- **CHALLENGE**
Go through the material below and copy all lines with "this".

- **MATERIALS PROVIDED**

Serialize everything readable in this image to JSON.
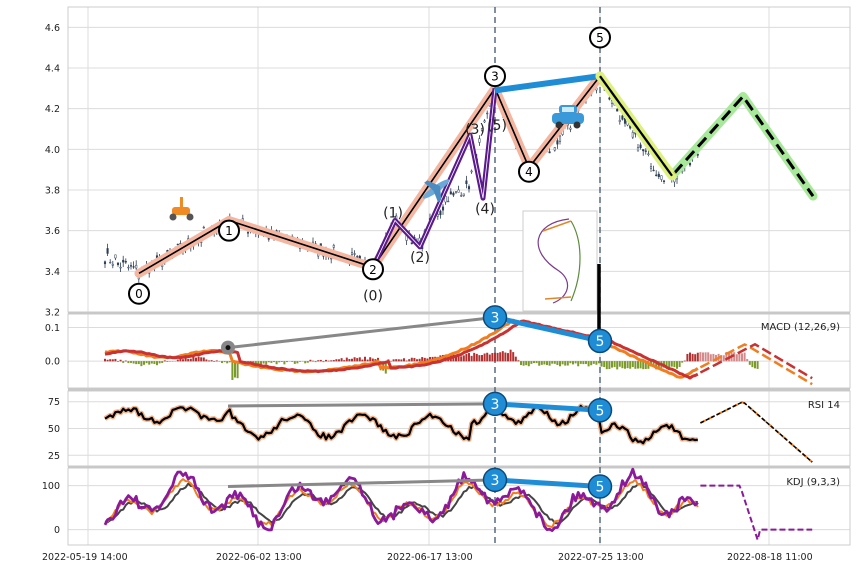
{
  "chart_data": {
    "type": "line",
    "title": "",
    "x_tick_labels": [
      "2022-05-19 14:00",
      "2022-06-02 13:00",
      "2022-06-17 13:00",
      "2022-07-25 13:00",
      "2022-08-18 11:00"
    ],
    "panels": {
      "price": {
        "ylim": [
          3.2,
          4.7
        ],
        "yticks": [
          "3.2",
          "3.4",
          "3.6",
          "3.8",
          "4.0",
          "4.2",
          "4.4",
          "4.6"
        ],
        "wave_points": [
          {
            "label": "0",
            "y": 3.39
          },
          {
            "label": "1",
            "y": 3.65
          },
          {
            "label": "2",
            "y": 3.42
          },
          {
            "label": "3",
            "y": 4.3
          },
          {
            "label": "4",
            "y": 3.91
          },
          {
            "label": "5",
            "y": 4.36
          }
        ],
        "sub_wave_labels": [
          "(0)",
          "(1)",
          "(2)",
          "(3)",
          "(4)",
          "(5)"
        ],
        "projection": [
          4.36,
          3.87,
          4.26,
          3.77
        ],
        "colors": {
          "wave": "#f4b6a0",
          "wave_line": "#000000",
          "sub_wave": "#5b1a8c",
          "divergence": "#1f8dd6",
          "projection": "#a8e89a"
        }
      },
      "macd": {
        "label": "MACD (12,26,9)",
        "yticks": [
          "0.0",
          "0.1"
        ],
        "ylim": [
          -0.08,
          0.14
        ],
        "divergence_labels": [
          "3",
          "5"
        ]
      },
      "rsi": {
        "label": "RSI 14",
        "yticks": [
          "25",
          "50",
          "75"
        ],
        "ylim": [
          15,
          85
        ],
        "divergence_labels": [
          "3",
          "5"
        ]
      },
      "kdj": {
        "label": "KDJ (9,3,3)",
        "yticks": [
          "0",
          "100"
        ],
        "ylim": [
          -35,
          140
        ],
        "divergence_labels": [
          "3",
          "5"
        ]
      }
    },
    "grid": true,
    "legend": "none"
  }
}
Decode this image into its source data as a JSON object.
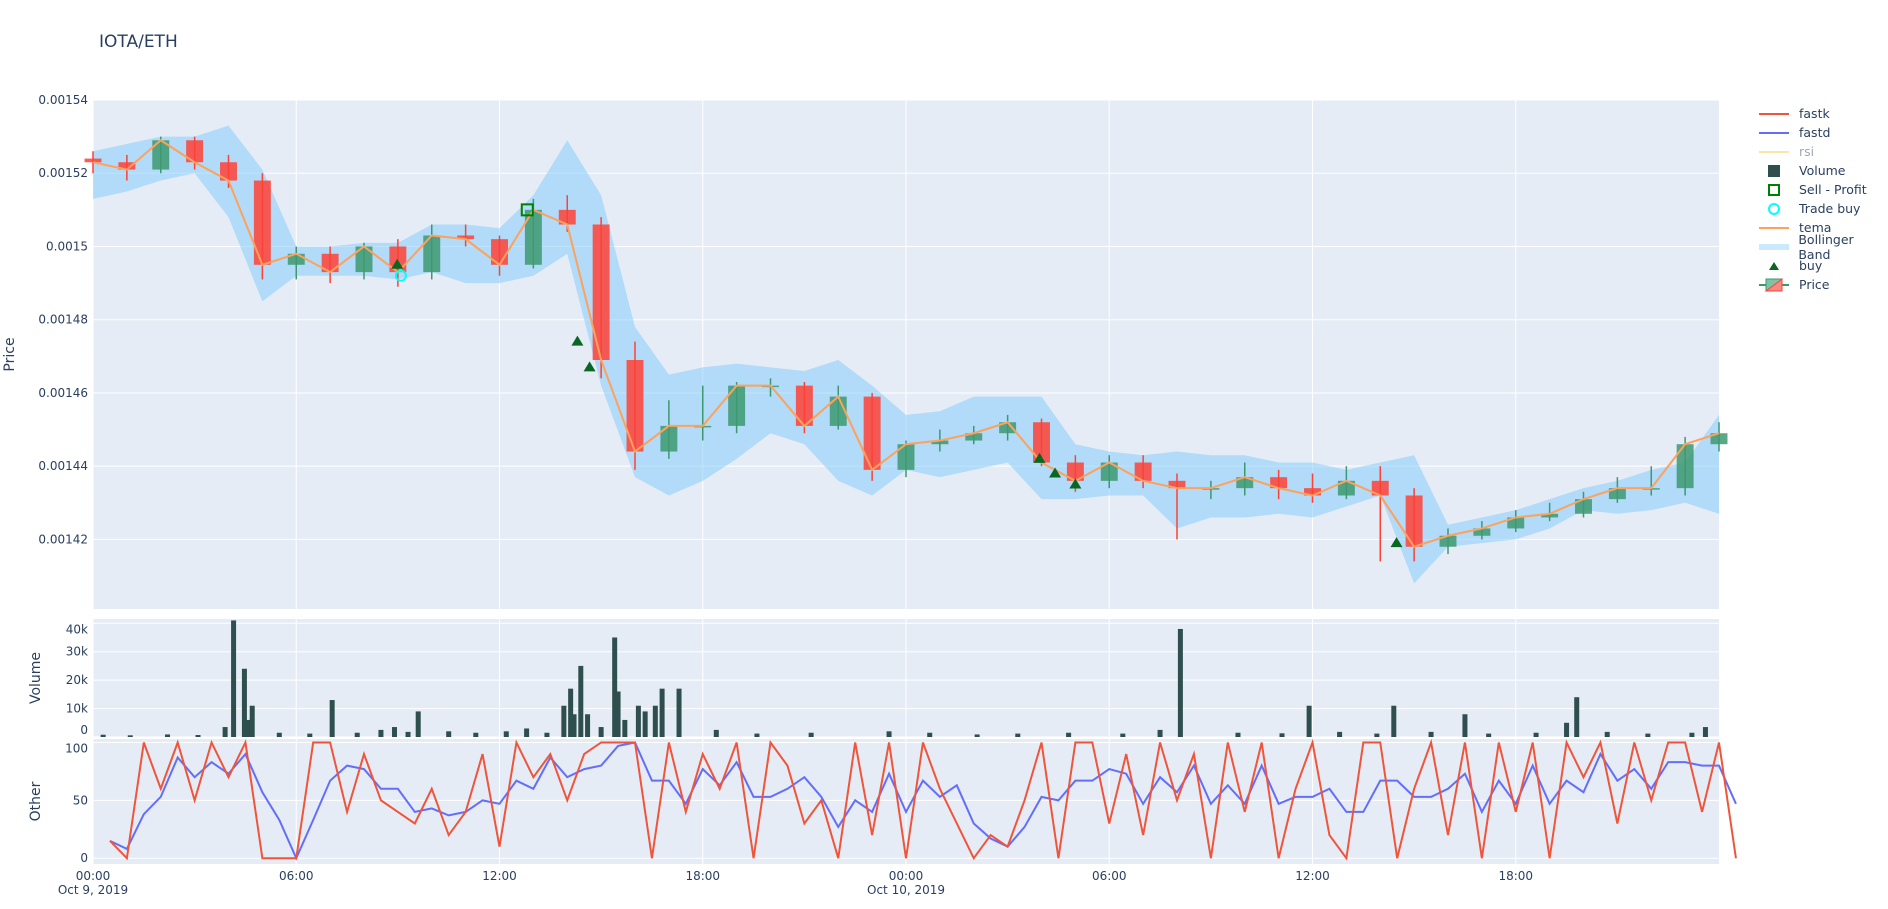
{
  "title": "IOTA/ETH",
  "colors": {
    "background": "#E5ECF6",
    "grid": "#ffffff",
    "text": "#2a3f5f",
    "increasing": "#3D9970",
    "decreasing": "#FF4136",
    "bollinger": "rgba(135,206,250,0.55)",
    "tema": "#FFA15A",
    "fastk": "#EF553B",
    "fastd": "#636EFA",
    "rsi": "#FECB52",
    "volume": "#2F4F4F",
    "buy": "#0B6623",
    "sell_profit": "#008000",
    "trade_buy": "#00FFFF"
  },
  "legend": [
    {
      "label": "fastk",
      "icon": "line",
      "color": "#EF553B"
    },
    {
      "label": "fastd",
      "icon": "line",
      "color": "#636EFA"
    },
    {
      "label": "rsi",
      "icon": "line",
      "color": "#FECB52",
      "hidden": true
    },
    {
      "label": "Volume",
      "icon": "square-filled",
      "color": "#2F4F4F"
    },
    {
      "label": "Sell - Profit",
      "icon": "square-open",
      "color": "#008000"
    },
    {
      "label": "Trade buy",
      "icon": "circle-open",
      "color": "#00FFFF"
    },
    {
      "label": "tema",
      "icon": "line",
      "color": "#FFA15A"
    },
    {
      "label": "Bollinger Band",
      "icon": "band",
      "color": "rgba(135,206,250,0.45)"
    },
    {
      "label": "buy",
      "icon": "triangle-up",
      "color": "#0B6623"
    },
    {
      "label": "Price",
      "icon": "candlestick",
      "color": "#3D9970"
    }
  ],
  "chart_data": [
    {
      "type": "candlestick",
      "ylabel": "Price",
      "ylim": [
        0.001401,
        0.00154
      ],
      "yticks": [
        "0.00142",
        "0.00144",
        "0.00146",
        "0.00148",
        "0.0015",
        "0.00152",
        "0.00154"
      ],
      "grid": true,
      "hours_from": "2019-10-09 00:00",
      "x_hours": [
        0,
        1,
        2,
        3,
        4,
        5,
        6,
        7,
        8,
        9,
        10,
        11,
        12,
        13,
        14,
        15,
        16,
        17,
        18,
        19,
        20,
        21,
        22,
        23,
        24,
        25,
        26,
        27,
        28,
        29,
        30,
        31,
        32,
        33,
        34,
        35,
        36,
        37,
        38,
        39,
        40,
        41,
        42,
        43,
        44,
        45,
        46,
        47,
        48
      ],
      "open": [
        0.001524,
        0.001523,
        0.001521,
        0.001529,
        0.001523,
        0.001518,
        0.001495,
        0.001498,
        0.001493,
        0.0015,
        0.001493,
        0.001503,
        0.001502,
        0.001495,
        0.00151,
        0.001506,
        0.001469,
        0.001444,
        0.001451,
        0.001451,
        0.001462,
        0.001462,
        0.001451,
        0.001459,
        0.001439,
        0.001446,
        0.001447,
        0.001449,
        0.001452,
        0.001441,
        0.001436,
        0.001441,
        0.001436,
        0.001434,
        0.001434,
        0.001437,
        0.001434,
        0.001432,
        0.001436,
        0.001432,
        0.001418,
        0.001421,
        0.001423,
        0.001426,
        0.001427,
        0.001431,
        0.001434,
        0.001434,
        0.001446
      ],
      "high": [
        0.001526,
        0.001525,
        0.00153,
        0.00153,
        0.001525,
        0.00152,
        0.0015,
        0.0015,
        0.001501,
        0.001502,
        0.001506,
        0.001506,
        0.001503,
        0.001513,
        0.001514,
        0.001508,
        0.001474,
        0.001458,
        0.001462,
        0.001463,
        0.001464,
        0.001463,
        0.001462,
        0.00146,
        0.001447,
        0.00145,
        0.001451,
        0.001454,
        0.001453,
        0.001443,
        0.001443,
        0.001443,
        0.001438,
        0.001436,
        0.001441,
        0.001439,
        0.001438,
        0.00144,
        0.00144,
        0.001434,
        0.001423,
        0.001425,
        0.001428,
        0.00143,
        0.001433,
        0.001437,
        0.00144,
        0.001448,
        0.001452
      ],
      "low": [
        0.00152,
        0.001518,
        0.00152,
        0.001521,
        0.001516,
        0.001491,
        0.001491,
        0.00149,
        0.001491,
        0.001489,
        0.001491,
        0.0015,
        0.001492,
        0.001494,
        0.001504,
        0.001464,
        0.001439,
        0.001442,
        0.001447,
        0.001449,
        0.001459,
        0.001449,
        0.00145,
        0.001436,
        0.001437,
        0.001444,
        0.001446,
        0.001447,
        0.00144,
        0.001433,
        0.001434,
        0.001434,
        0.00142,
        0.001431,
        0.001432,
        0.001431,
        0.00143,
        0.001431,
        0.001414,
        0.001414,
        0.001416,
        0.00142,
        0.001422,
        0.001425,
        0.001426,
        0.00143,
        0.001432,
        0.001432,
        0.001444
      ],
      "close": [
        0.001523,
        0.001521,
        0.001529,
        0.001523,
        0.001518,
        0.001495,
        0.001498,
        0.001493,
        0.0015,
        0.001493,
        0.001503,
        0.001502,
        0.001495,
        0.00151,
        0.001506,
        0.001469,
        0.001444,
        0.001451,
        0.001451,
        0.001462,
        0.001462,
        0.001451,
        0.001459,
        0.001439,
        0.001446,
        0.001447,
        0.001449,
        0.001452,
        0.001441,
        0.001436,
        0.001441,
        0.001436,
        0.001434,
        0.001434,
        0.001437,
        0.001434,
        0.001432,
        0.001436,
        0.001432,
        0.001418,
        0.001421,
        0.001423,
        0.001426,
        0.001427,
        0.001431,
        0.001434,
        0.001434,
        0.001446,
        0.001449
      ],
      "tema": [
        0.001523,
        0.001521,
        0.001529,
        0.001523,
        0.001518,
        0.001495,
        0.001498,
        0.001493,
        0.0015,
        0.001493,
        0.001503,
        0.001502,
        0.001495,
        0.00151,
        0.001506,
        0.001469,
        0.001444,
        0.001451,
        0.001451,
        0.001462,
        0.001462,
        0.001451,
        0.001459,
        0.001439,
        0.001446,
        0.001447,
        0.001449,
        0.001452,
        0.001441,
        0.001436,
        0.001441,
        0.001436,
        0.001434,
        0.001434,
        0.001437,
        0.001434,
        0.001432,
        0.001436,
        0.001432,
        0.001418,
        0.001421,
        0.001423,
        0.001426,
        0.001427,
        0.001431,
        0.001434,
        0.001434,
        0.001446,
        0.001449
      ],
      "bb_upper": [
        0.001526,
        0.001528,
        0.00153,
        0.00153,
        0.001533,
        0.001521,
        0.0015,
        0.0015,
        0.001501,
        0.001501,
        0.001506,
        0.001506,
        0.001505,
        0.001514,
        0.001529,
        0.001514,
        0.001478,
        0.001465,
        0.001467,
        0.001468,
        0.001467,
        0.001466,
        0.001469,
        0.001462,
        0.001454,
        0.001455,
        0.001459,
        0.001459,
        0.001459,
        0.001446,
        0.001444,
        0.001443,
        0.001444,
        0.001443,
        0.001443,
        0.001441,
        0.001441,
        0.001439,
        0.001441,
        0.001443,
        0.001424,
        0.001426,
        0.001428,
        0.001431,
        0.001434,
        0.001436,
        0.001439,
        0.001441,
        0.001454
      ],
      "bb_lower": [
        0.001513,
        0.001515,
        0.001518,
        0.00152,
        0.001508,
        0.001485,
        0.001492,
        0.001492,
        0.001492,
        0.001491,
        0.001493,
        0.00149,
        0.00149,
        0.001492,
        0.001498,
        0.001462,
        0.001437,
        0.001432,
        0.001436,
        0.001442,
        0.001449,
        0.001446,
        0.001436,
        0.001432,
        0.001439,
        0.001437,
        0.001439,
        0.001441,
        0.001431,
        0.001431,
        0.001432,
        0.001432,
        0.001423,
        0.001426,
        0.001426,
        0.001427,
        0.001426,
        0.001429,
        0.001432,
        0.001408,
        0.001418,
        0.001419,
        0.00142,
        0.001423,
        0.001428,
        0.001427,
        0.001428,
        0.00143,
        0.001427
      ],
      "buy_markers": [
        [
          8.98,
          0.001495
        ],
        [
          14.3,
          0.001474
        ],
        [
          14.66,
          0.001467
        ],
        [
          27.94,
          0.001442
        ],
        [
          28.4,
          0.001438
        ],
        [
          29.0,
          0.001435
        ],
        [
          38.48,
          0.001419
        ]
      ],
      "trade_buy": [
        [
          9.09,
          0.001492
        ]
      ],
      "sell_profit": [
        [
          12.82,
          0.00151
        ]
      ]
    },
    {
      "type": "bar",
      "ylabel": "Volume",
      "ylim": [
        0,
        41500
      ],
      "yticks": [
        "0",
        "10k",
        "20k",
        "30k",
        "40k"
      ],
      "ytick_values": [
        0,
        10000,
        20000,
        30000,
        40000
      ],
      "x_hours": [
        0.3,
        1.1,
        2.2,
        3.1,
        3.9,
        4.15,
        4.47,
        4.6,
        4.7,
        5.5,
        6.4,
        7.06,
        7.8,
        8.5,
        8.9,
        9.3,
        9.6,
        10.5,
        11.3,
        12.2,
        12.8,
        13.4,
        13.9,
        14.1,
        14.2,
        14.4,
        14.6,
        15.0,
        15.4,
        15.5,
        15.7,
        16.1,
        16.3,
        16.6,
        16.8,
        17.3,
        18.4,
        19.6,
        21.2,
        23.5,
        24.7,
        26.1,
        27.3,
        28.8,
        30.4,
        31.5,
        32.1,
        33.8,
        35.1,
        35.9,
        36.8,
        37.9,
        38.4,
        39.5,
        40.5,
        41.2,
        42.6,
        43.5,
        43.8,
        44.7,
        45.9,
        47.2,
        47.6
      ],
      "values": [
        800,
        600,
        900,
        700,
        3500,
        41000,
        24000,
        6000,
        11000,
        1500,
        1200,
        13000,
        1500,
        2500,
        3500,
        1800,
        9000,
        2000,
        1500,
        2000,
        3000,
        1500,
        11000,
        17000,
        8000,
        25000,
        8000,
        3500,
        35000,
        16000,
        6000,
        11000,
        9000,
        11000,
        17000,
        17000,
        2500,
        1200,
        1500,
        2000,
        1500,
        900,
        1200,
        1500,
        1200,
        2500,
        38000,
        1500,
        1300,
        11000,
        1800,
        1200,
        11000,
        1800,
        8000,
        1200,
        1500,
        5000,
        14000,
        1800,
        1200,
        1500,
        3500
      ]
    },
    {
      "type": "line",
      "ylabel": "Other",
      "ylim": [
        -5,
        103
      ],
      "yticks": [
        "0",
        "50",
        "100"
      ],
      "ytick_values": [
        0,
        50,
        100
      ],
      "x_step_hours": 0.5,
      "x_start_hours": 0.5,
      "series": [
        {
          "name": "fastk",
          "values": [
            15,
            0,
            100,
            60,
            100,
            50,
            100,
            70,
            100,
            0,
            0,
            0,
            100,
            100,
            40,
            90,
            50,
            40,
            30,
            60,
            20,
            40,
            90,
            10,
            100,
            70,
            90,
            50,
            90,
            100,
            100,
            100,
            0,
            100,
            40,
            90,
            60,
            100,
            0,
            100,
            80,
            30,
            50,
            0,
            100,
            20,
            100,
            0,
            100,
            60,
            30,
            0,
            20,
            10,
            50,
            100,
            0,
            100,
            100,
            30,
            90,
            20,
            100,
            50,
            90,
            0,
            100,
            40,
            100,
            0,
            60,
            100,
            20,
            0,
            100,
            100,
            0,
            60,
            100,
            20,
            100,
            0,
            100,
            40,
            100,
            0,
            100,
            70,
            100,
            30,
            100,
            50,
            100,
            100,
            40,
            100,
            0
          ]
        },
        {
          "name": "fastd",
          "values": [
            15,
            8,
            38,
            53,
            87,
            70,
            83,
            73,
            90,
            57,
            33,
            0,
            33,
            67,
            80,
            77,
            60,
            60,
            40,
            43,
            37,
            40,
            50,
            47,
            67,
            60,
            87,
            70,
            77,
            80,
            97,
            100,
            67,
            67,
            47,
            77,
            63,
            83,
            53,
            53,
            60,
            70,
            53,
            27,
            50,
            40,
            73,
            40,
            67,
            53,
            63,
            30,
            17,
            10,
            27,
            53,
            50,
            67,
            67,
            77,
            73,
            47,
            70,
            57,
            80,
            47,
            63,
            47,
            80,
            47,
            53,
            53,
            60,
            40,
            40,
            67,
            67,
            53,
            53,
            60,
            73,
            40,
            67,
            47,
            80,
            47,
            67,
            57,
            90,
            67,
            77,
            60,
            83,
            83,
            80,
            80,
            47
          ]
        }
      ]
    }
  ],
  "xaxis": {
    "range_hours": [
      0,
      48
    ],
    "ticks": [
      {
        "hour": 0,
        "label": "00:00",
        "sub": "Oct 9, 2019"
      },
      {
        "hour": 6,
        "label": "06:00"
      },
      {
        "hour": 12,
        "label": "12:00"
      },
      {
        "hour": 18,
        "label": "18:00"
      },
      {
        "hour": 24,
        "label": "00:00",
        "sub": "Oct 10, 2019"
      },
      {
        "hour": 30,
        "label": "06:00"
      },
      {
        "hour": 36,
        "label": "12:00"
      },
      {
        "hour": 42,
        "label": "18:00"
      }
    ]
  }
}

- **THE SOLUTION**
Serialize everything readable in this image to JSON.
Decode this image into its source data as a JSON object.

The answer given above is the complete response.